● **Problem statement**
Report, word for word, every line of the material that contains "dove".

● **Material for the task**
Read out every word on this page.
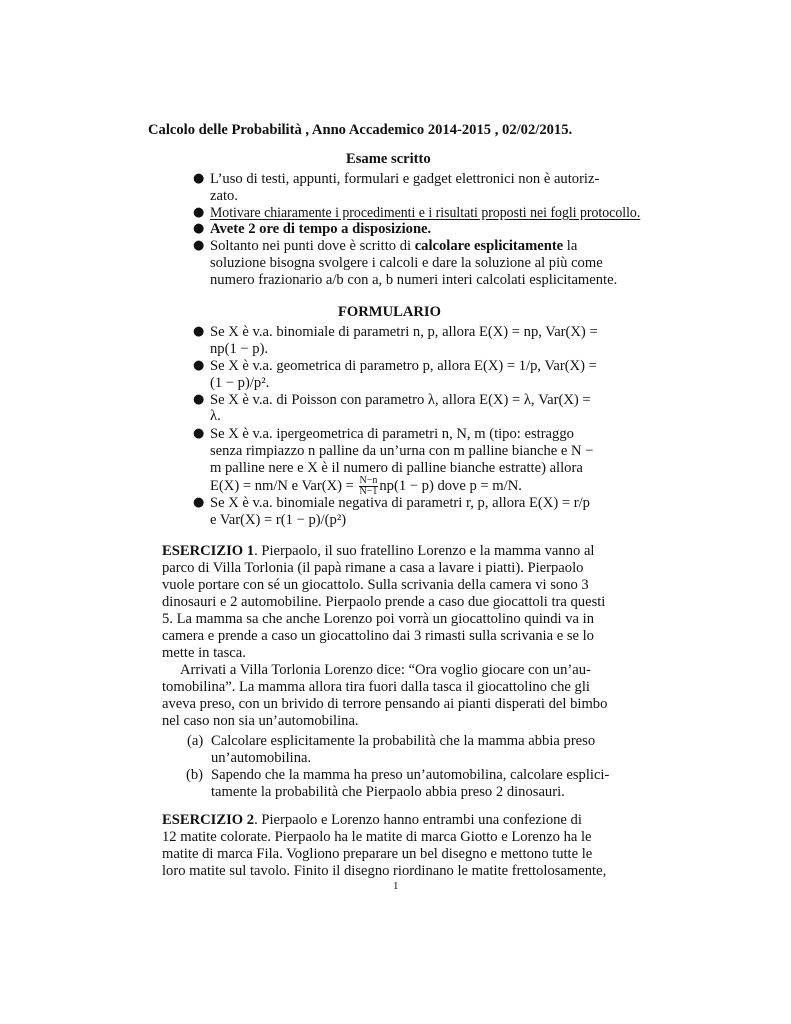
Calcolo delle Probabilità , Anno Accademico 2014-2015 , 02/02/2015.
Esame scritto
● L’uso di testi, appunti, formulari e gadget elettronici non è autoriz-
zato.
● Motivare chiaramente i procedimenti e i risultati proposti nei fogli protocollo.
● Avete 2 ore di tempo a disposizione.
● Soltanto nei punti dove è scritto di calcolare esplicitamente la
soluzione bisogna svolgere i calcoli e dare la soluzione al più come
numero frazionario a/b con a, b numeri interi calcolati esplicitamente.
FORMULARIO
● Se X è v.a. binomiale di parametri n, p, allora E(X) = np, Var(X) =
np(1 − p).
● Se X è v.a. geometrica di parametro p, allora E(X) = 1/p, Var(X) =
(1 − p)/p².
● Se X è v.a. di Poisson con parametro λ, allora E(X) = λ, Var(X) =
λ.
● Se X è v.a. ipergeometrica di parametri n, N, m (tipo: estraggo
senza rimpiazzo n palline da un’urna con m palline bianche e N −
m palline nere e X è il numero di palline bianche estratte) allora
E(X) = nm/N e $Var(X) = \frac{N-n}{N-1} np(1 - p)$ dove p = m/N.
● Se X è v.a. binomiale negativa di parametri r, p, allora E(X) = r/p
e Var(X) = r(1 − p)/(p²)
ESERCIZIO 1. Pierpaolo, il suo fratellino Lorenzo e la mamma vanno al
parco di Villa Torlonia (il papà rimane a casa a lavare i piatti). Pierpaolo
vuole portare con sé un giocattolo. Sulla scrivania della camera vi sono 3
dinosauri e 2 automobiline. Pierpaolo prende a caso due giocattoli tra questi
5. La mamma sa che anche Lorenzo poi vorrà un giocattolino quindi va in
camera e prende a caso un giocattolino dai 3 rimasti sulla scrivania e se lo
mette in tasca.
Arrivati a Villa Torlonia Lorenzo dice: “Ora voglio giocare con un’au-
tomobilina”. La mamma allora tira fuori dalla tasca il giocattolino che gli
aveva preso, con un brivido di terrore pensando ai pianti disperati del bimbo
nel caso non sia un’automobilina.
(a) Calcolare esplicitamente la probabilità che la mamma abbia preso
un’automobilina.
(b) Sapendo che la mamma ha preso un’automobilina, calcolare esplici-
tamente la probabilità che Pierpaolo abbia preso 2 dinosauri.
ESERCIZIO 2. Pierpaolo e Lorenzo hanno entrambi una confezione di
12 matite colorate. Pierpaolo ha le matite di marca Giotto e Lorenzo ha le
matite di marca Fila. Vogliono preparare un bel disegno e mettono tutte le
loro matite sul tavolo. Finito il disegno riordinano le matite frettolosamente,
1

● **Solved problem**
● Soltanto nei punti dove è scritto di calcolare esplicitamente la
E(X) = nm/N e $Var(X) = \frac{N-n}{N-1} np(1 - p)$ dove p = m/N.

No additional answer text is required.